Reproduce every record below exactly as written, but leave out any pictures.
____ INPUT RECORDS
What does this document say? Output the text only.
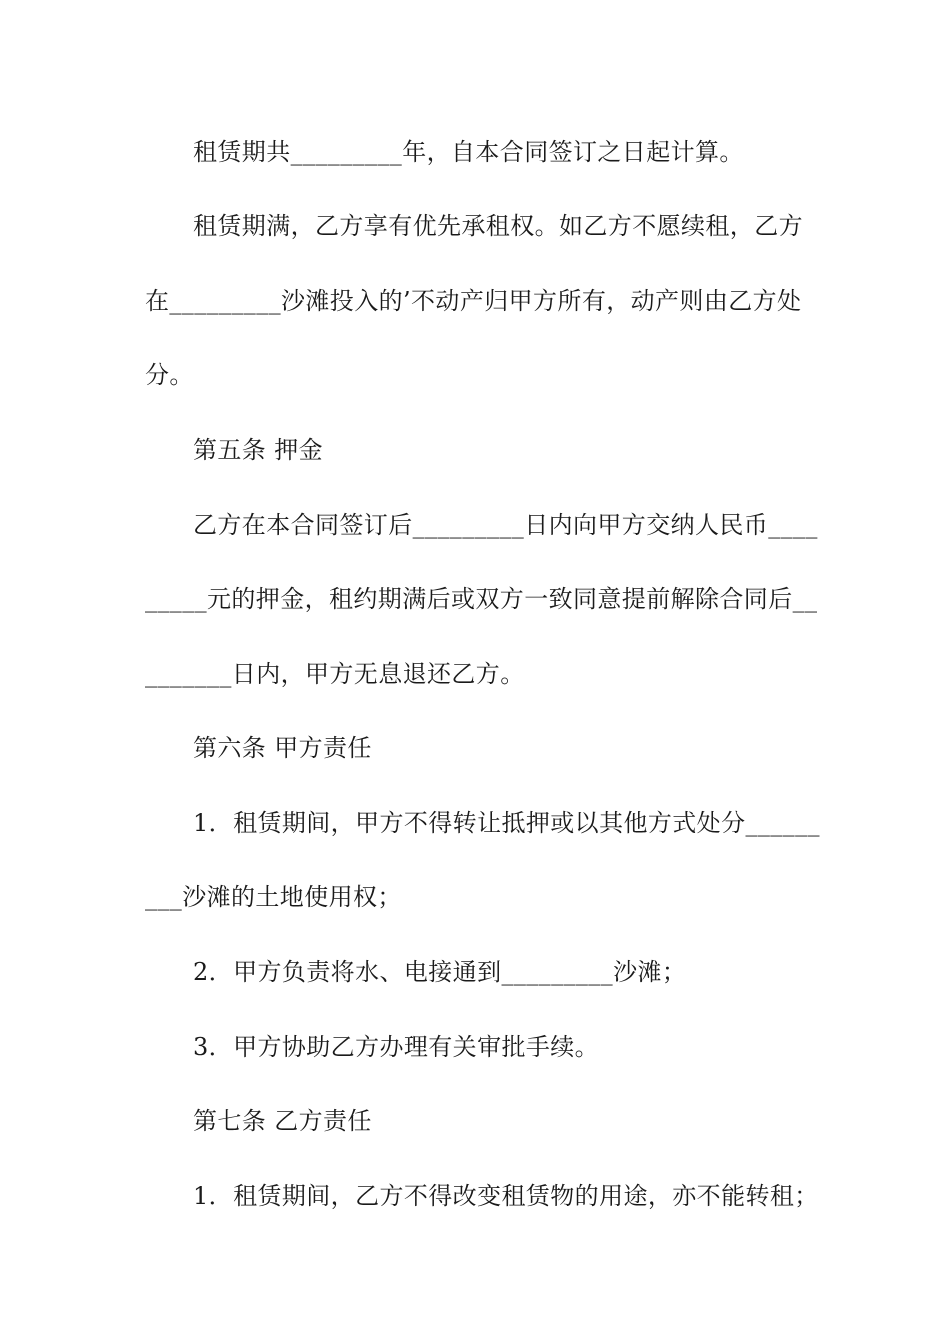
租赁期共_________年，自本合同签订之日起计算。
租赁期满，乙方享有优先承租权。如乙方不愿续租，乙方
在_________沙滩投入的’不动产归甲方所有，动产则由乙方处
分。
第五条 押金
乙方在本合同签订后_________日内向甲方交纳人民币____
_____元的押金，租约期满后或双方一致同意提前解除合同后__
_______日内，甲方无息退还乙方。
第六条 甲方责任
1．租赁期间，甲方不得转让抵押或以其他方式处分______
___沙滩的土地使用权；
2．甲方负责将水、电接通到_________沙滩；
3．甲方协助乙方办理有关审批手续。
第七条 乙方责任
1．租赁期间，乙方不得改变租赁物的用途，亦不能转租；
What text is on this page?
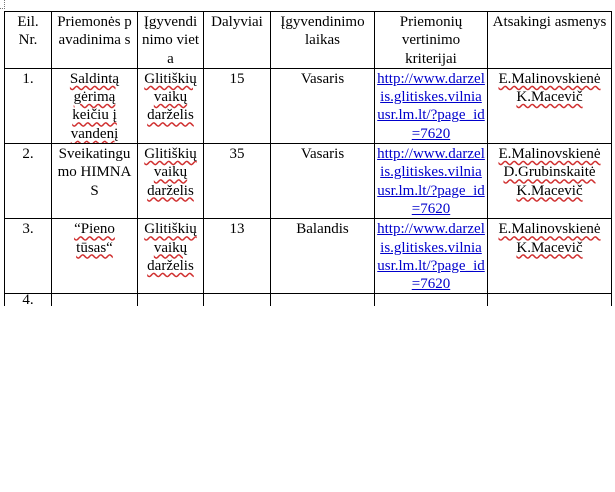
Eil. Nr.	Priemonės pavadinima s	Įgyvendi nimo vieta	Dalyviai	Įgyvendinimo laikas	Priemonių vertinimo kriterijai	Atsakingi asmenys
1.	Saldintą gėrimą keičiu į vandenį	Glitiškių vaikų darželis	15	Vasaris	http://www.darzelis.glitiskes.vilniausr.lm.lt/?page_id=7620	E.Malinovskienė
K.Macevič

2.	Sveikatingu mo HIMNAS	Glitiškių vaikų darželis	35	Vasaris	http://www.darzelis.glitiskes.vilniausr.lm.lt/?page_id=7620	E.Malinovskienė
D.Grubinskaitė
K.Macevič

3.	“Pieno tūsas“	Glitiškių vaikų darželis	13	Balandis	http://www.darzelis.glitiskes.vilniausr.lm.lt/?page_id=7620	E.Malinovskienė
K.Macevič

4.						
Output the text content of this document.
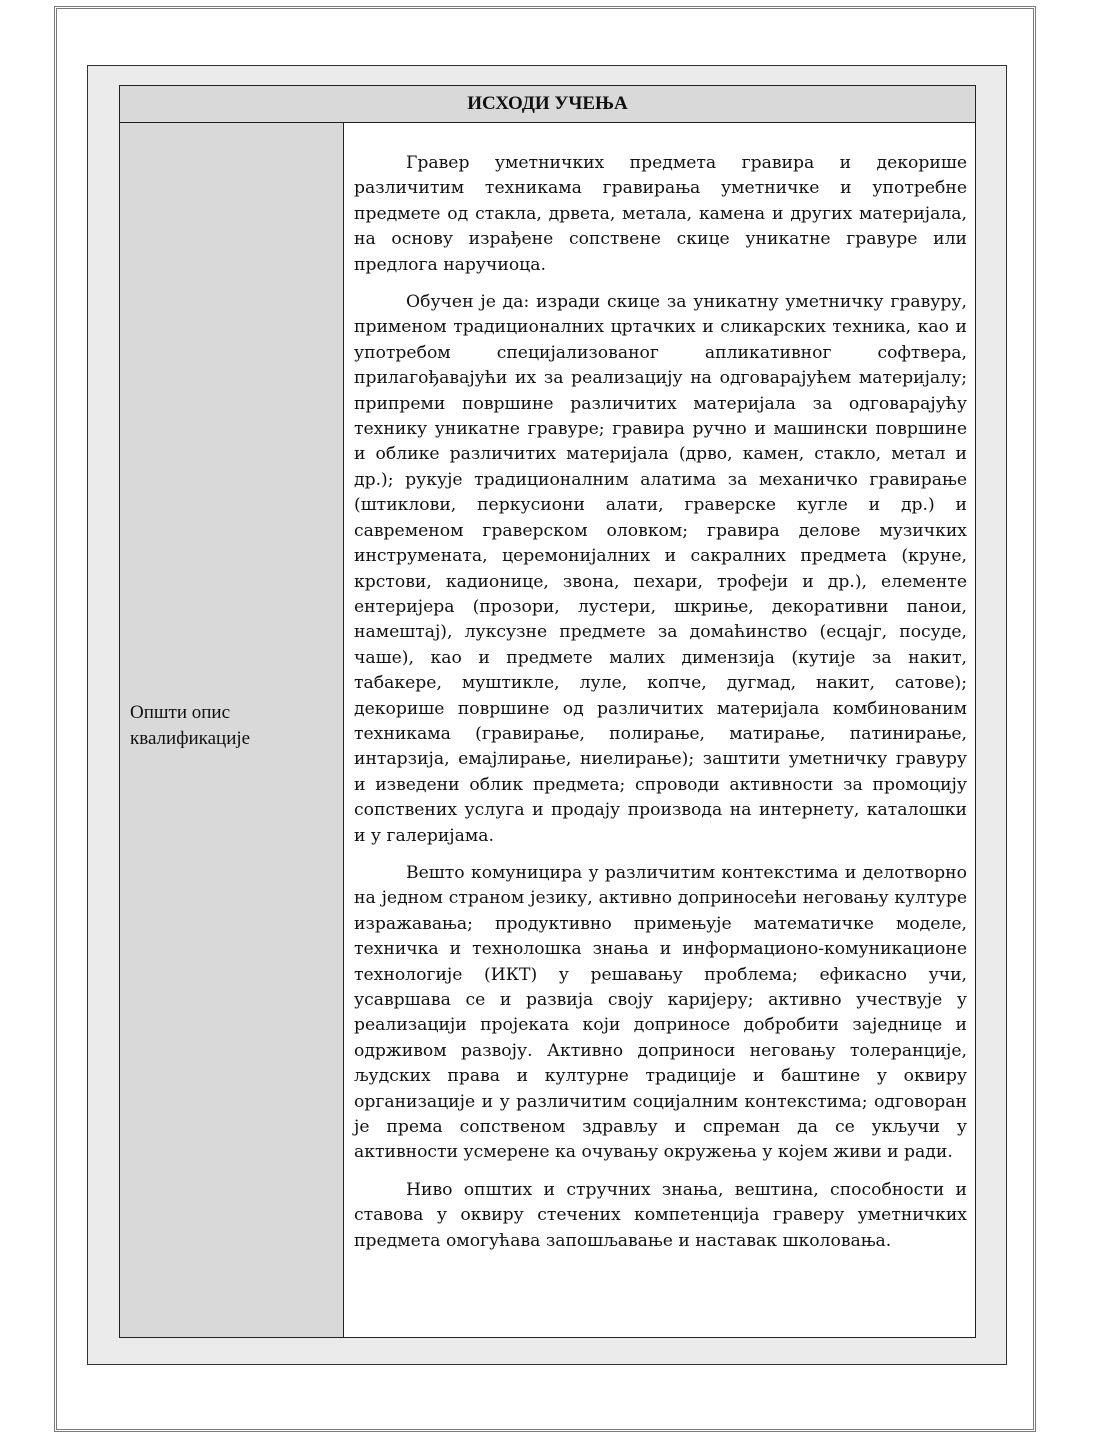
ИСХОДИ УЧЕЊА
Општи опис квалификације

Гравер уметничких предмета гравира и декорише различитим техникама гравирања уметничке и употребне предмете од стакла, дрвета, метала, камена и других материјала, на основу израђене сопствене скице уникатне гравуре или предлога наручиоца.

Обучен је да: изради скице за уникатну уметничку гравуру, применом традиционалних цртачких и сликарских техника, као и употребом специјализованог апликативног софтвера, прилагођавајући их за реализацију на одговарајућем материјалу; припреми површине различитих материјала за одговарајућу технику уникатне гравуре; гравира ручно и машински површине и облике различитих материјала (дрво, камен, стакло, метал и др.); рукује традиционалним алатима за механичко гравирање (штиклови, перкусиони алати, граверске кугле и др.) и савременом граверском оловком; гравира делове музичких инструмената, церемонијалних и сакралних предмета (круне, крстови, кадионице, звона, пехари, трофеји и др.), елементе ентеријера (прозори, лустери, шкриње, декоративни панои, намештај), луксузне предмете за домаћинство (есцајг, посуде, чаше), као и предмете малих димензија (кутије за накит, табакере, муштикле, луле, копче, дугмад, накит, сатове); декорише површине од различитих материјала комбинованим техникама (гравирање, полирање, матирање, патинирање, интарзија, емајлирање, ниелирање); заштити уметничку гравуру и изведени облик предмета; спроводи активности за промоцију сопствених услуга и продају производа на интернету, каталошки и у галеријама.

Вешто комуницира у различитим контекстима и делотворно на једном страном језику, активно доприносећи неговању културе изражавања; продуктивно примењује математичке моделе, техничка и технолошка знања и информационо-комуникационе технологије (ИКТ) у решавању проблема; ефикасно учи, усавршава се и развија своју каријеру; активно учествује у реализацији пројеката који доприносе добробити заједнице и одрживом развоју. Активно доприноси неговању толеранције, људских права и културне традиције и баштине у оквиру организације и у различитим социјалним контекстима; одговоран је према сопственом здрављу и спреман да се укључи у активности усмерене ка очувању окружења у којем живи и ради.

Ниво општих и стручних знања, вештина, способности и ставова у оквиру стечених компетенција граверу уметничких предмета омогућава запошљавање и наставак школовања.
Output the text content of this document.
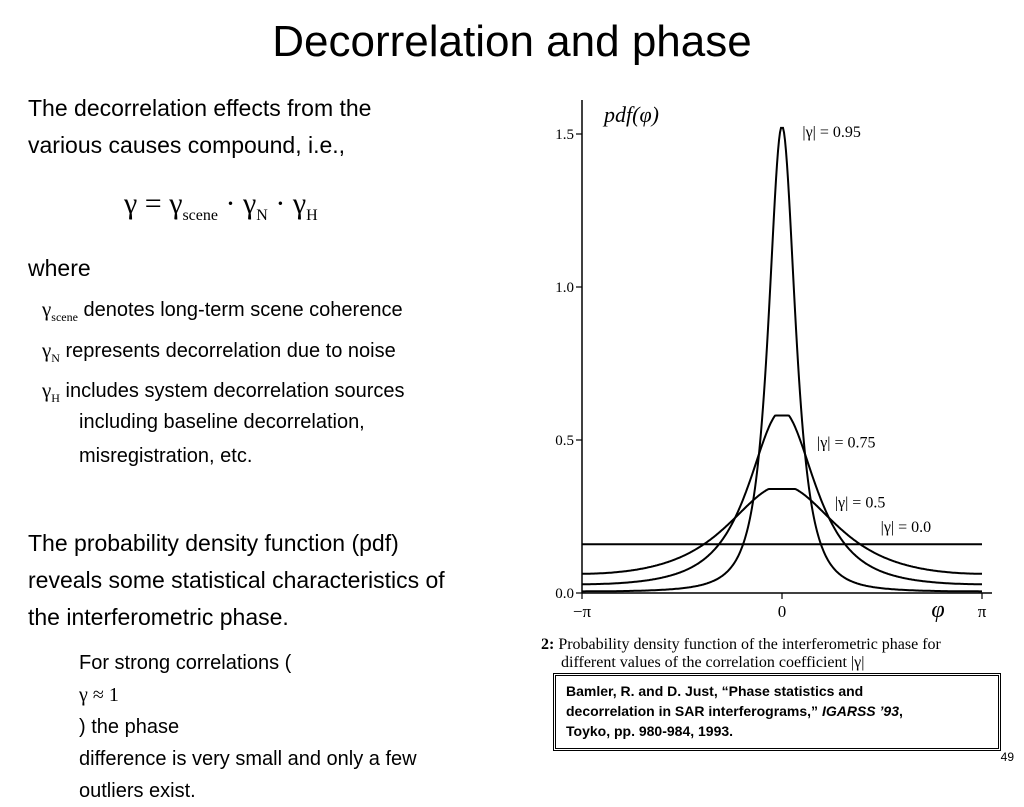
Decorrelation and phase
The decorrelation effects from the
various causes compound, i.e.,
$\gamma = \gamma_{scene} \cdot \gamma_N \cdot \gamma_H$
where
$\gamma_{scene}$ denotes long-term scene coherence
$\gamma_N$ represents decorrelation due to noise
$\gamma_H$ includes system decorrelation sources
including baseline decorrelation,
misregistration, etc.
The probability density function (pdf)
reveals some statistical characteristics of
the interferometric phase.
For strong correlations (
γ ≈ 1
) the phase
difference is very small and only a few
outliers exist.
0.0
0.5
1.0
1.5
−π	0	π
pdf(φ)
φ
|γ| = 0.95
|γ| = 0.75
|γ| = 0.5
|γ| = 0.0
2: Probability density function of the interferometric phase for
different values of the correlation coefficient |γ|
Bamler, R. and D. Just, “Phase statistics and
decorrelation in SAR interferograms,” IGARSS ’93,
Toyko, pp. 980-984, 1993.
49
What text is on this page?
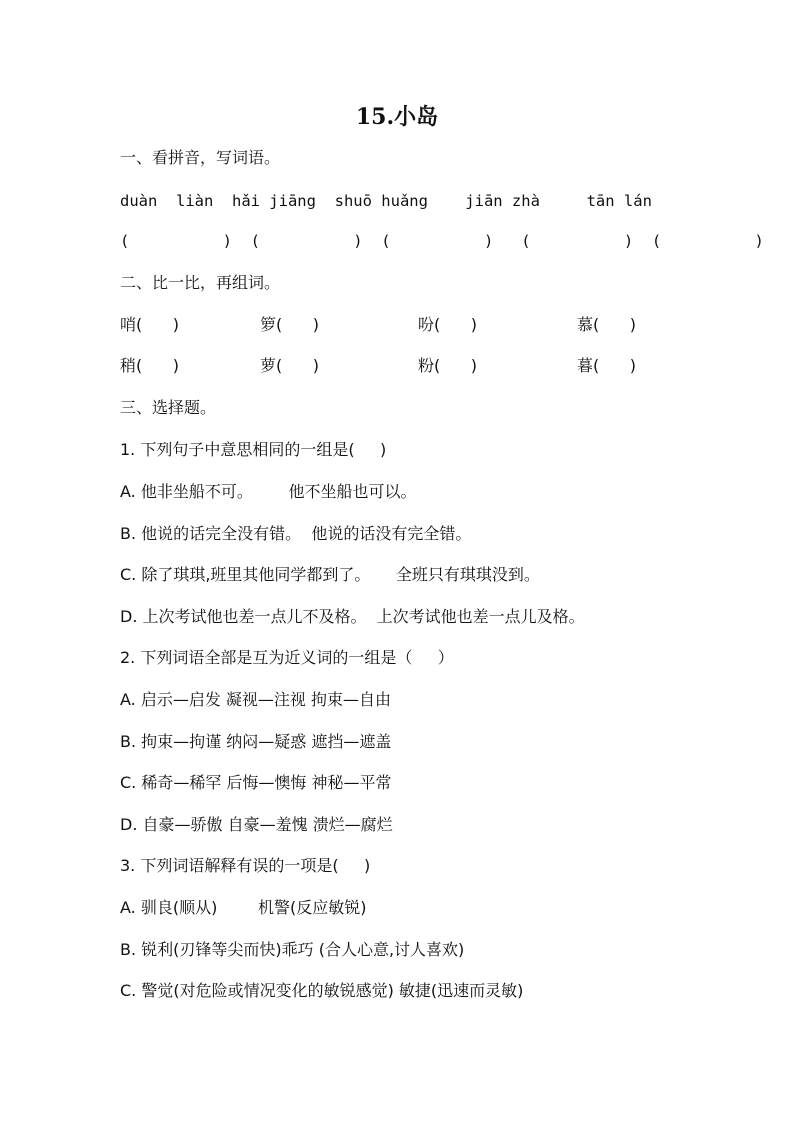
15.小岛
一、看拼音，写词语。
duàn  liàn  hǎi jiāng  shuō huǎng    jiān zhà     tān lán
(          )  (          )  (          )   (          )  (          )
二、比一比，再组词。
哨(      )	箩(      )	吩(      )	慕(      )
稍(      )	萝(      )	粉(      )	暮(      )
三、选择题。
1. 下列句子中意思相同的一组是(     )
A. 他非坐船不可。       他不坐船也可以。
B. 他说的话完全没有错。  他说的话没有完全错。
C. 除了琪琪,班里其他同学都到了。     全班只有琪琪没到。
D. 上次考试他也差一点儿不及格。  上次考试他也差一点儿及格。
2. 下列词语全部是互为近义词的一组是（     ）
A. 启示—启发 凝视—注视 拘束—自由
B. 拘束—拘谨 纳闷—疑惑 遮挡—遮盖
C. 稀奇—稀罕 后悔—懊悔 神秘—平常
D. 自豪—骄傲 自豪—羞愧 溃烂—腐烂
3. 下列词语解释有误的一项是(     )
A. 驯良(顺从)        机警(反应敏锐)
B. 锐利(刃锋等尖而快)乖巧 (合人心意,讨人喜欢)
C. 警觉(对危险或情况变化的敏锐感觉) 敏捷(迅速而灵敏)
________
_FINAL ANSWER_
What does this document say? Output the text only.
租赁期共_________年，自本合同签订之日起计算。
租赁期满，乙方享有优先承租权。如乙方不愿续租，乙方
在_________沙滩投入的’不动产归甲方所有，动产则由乙方处
分。
第五条 押金
乙方在本合同签订后_________日内向甲方交纳人民币____
_____元的押金，租约期满后或双方一致同意提前解除合同后__
_______日内，甲方无息退还乙方。
第六条 甲方责任
1．租赁期间，甲方不得转让抵押或以其他方式处分______
___沙滩的土地使用权；
2．甲方负责将水、电接通到_________沙滩；
3．甲方协助乙方办理有关审批手续。
第七条 乙方责任
1．租赁期间，乙方不得改变租赁物的用途，亦不能转租；
What text is on this page?
Eil. Nr.	Priemonės pavadinima s	Įgyvendi nimo vieta	Dalyviai	Įgyvendinimo laikas	Priemonių vertinimo kriterijai	Atsakingi asmenys
1.	Saldintą gėrimą keičiu į vandenį	Glitiškių vaikų darželis	15	Vasaris	http://www.darzelis.glitiskes.vilniausr.lm.lt/?page_id=7620	E.Malinovskienė
K.Macevič

2.	Sveikatingu mo HIMNAS	Glitiškių vaikų darželis	35	Vasaris	http://www.darzelis.glitiskes.vilniausr.lm.lt/?page_id=7620	E.Malinovskienė
D.Grubinskaitė
K.Macevič

3.	“Pieno tūsas“	Glitiškių vaikų darželis	13	Balandis	http://www.darzelis.glitiskes.vilniausr.lm.lt/?page_id=7620	E.Malinovskienė
K.Macevič

4.						
Output the text content of this document.
ИСХОДИ УЧЕЊА
Општи опис квалификације

Гравер уметничких предмета гравира и декорише различитим техникама гравирања уметничке и употребне предмете од стакла, дрвета, метала, камена и других материјала, на основу израђене сопствене скице уникатне гравуре или предлога наручиоца.

Обучен је да: изради скице за уникатну уметничку гравуру, применом традиционалних цртачких и сликарских техника, као и употребом специјализованог апликативног софтвера, прилагођавајући их за реализацију на одговарајућем материјалу; припреми површине различитих материјала за одговарајућу технику уникатне гравуре; гравира ручно и машински површине и облике различитих материјала (дрво, камен, стакло, метал и др.); рукује традиционалним алатима за механичко гравирање (штиклови, перкусиони алати, граверске кугле и др.) и савременом граверском оловком; гравира делове музичких инструмената, церемонијалних и сакралних предмета (круне, крстови, кадионице, звона, пехари, трофеји и др.), елементе ентеријера (прозори, лустери, шкриње, декоративни панои, намештај), луксузне предмете за домаћинство (есцајг, посуде, чаше), као и предмете малих димензија (кутије за накит, табакере, муштикле, луле, копче, дугмад, накит, сатове); декорише површине од различитих материјала комбинованим техникама (гравирање, полирање, матирање, патинирање, интарзија, емајлирање, ниелирање); заштити уметничку гравуру и изведени облик предмета; спроводи активности за промоцију сопствених услуга и продају производа на интернету, каталошки и у галеријама.

Вешто комуницира у различитим контекстима и делотворно на једном страном језику, активно доприносећи неговању културе изражавања; продуктивно примењује математичке моделе, техничка и технолошка знања и информационо-комуникационе технологије (ИКТ) у решавању проблема; ефикасно учи, усавршава се и развија своју каријеру; активно учествује у реализацији пројеката који доприносе добробити заједнице и одрживом развоју. Активно доприноси неговању толеранције, људских права и културне традиције и баштине у оквиру организације и у различитим социјалним контекстима; одговоран је према сопственом здрављу и спреман да се укључи у активности усмерене ка очувању окружења у којем живи и ради.

Ниво општих и стручних знања, вештина, способности и ставова у оквиру стечених компетенција граверу уметничких предмета омогућава запошљавање и наставак школовања.
Output the text content of this document.
Decorrelation and phase
The decorrelation effects from the
various causes compound, i.e.,
$\gamma = \gamma_{scene} \cdot \gamma_N \cdot \gamma_H$
where
$\gamma_{scene}$ denotes long-term scene coherence
$\gamma_N$ represents decorrelation due to noise
$\gamma_H$ includes system decorrelation sources
including baseline decorrelation,
misregistration, etc.
The probability density function (pdf)
reveals some statistical characteristics of
the interferometric phase.
For strong correlations (
γ ≈ 1
) the phase
difference is very small and only a few
outliers exist.
0.0
0.5
1.0
1.5
−π	0	π
pdf(φ)
φ
|γ| = 0.95
|γ| = 0.75
|γ| = 0.5
|γ| = 0.0
2: Probability density function of the interferometric phase for
different values of the correlation coefficient |γ|
Bamler, R. and D. Just, “Phase statistics and
decorrelation in SAR interferograms,” IGARSS ’93,
Toyko, pp. 980-984, 1993.
49
What text is on this page?
15.小岛
一、看拼音，写词语。
duàn  liàn  hǎi jiāng  shuō huǎng    jiān zhà     tān lán
(          )  (          )  (          )   (          )  (          )
二、比一比，再组词。
哨(      )	箩(      )	吩(      )	慕(      )
稍(      )	萝(      )	粉(      )	暮(      )
三、选择题。
1. 下列句子中意思相同的一组是(     )
A. 他非坐船不可。       他不坐船也可以。
B. 他说的话完全没有错。  他说的话没有完全错。
C. 除了琪琪,班里其他同学都到了。     全班只有琪琪没到。
D. 上次考试他也差一点儿不及格。  上次考试他也差一点儿及格。
2. 下列词语全部是互为近义词的一组是（     ）
A. 启示—启发 凝视—注视 拘束—自由
B. 拘束—拘谨 纳闷—疑惑 遮挡—遮盖
C. 稀奇—稀罕 后悔—懊悔 神秘—平常
D. 自豪—骄傲 自豪—羞愧 溃烂—腐烂
3. 下列词语解释有误的一项是(     )
A. 驯良(顺从)        机警(反应敏锐)
B. 锐利(刃锋等尖而快)乖巧 (合人心意,讨人喜欢)
C. 警觉(对危险或情况变化的敏锐感觉) 敏捷(迅速而灵敏)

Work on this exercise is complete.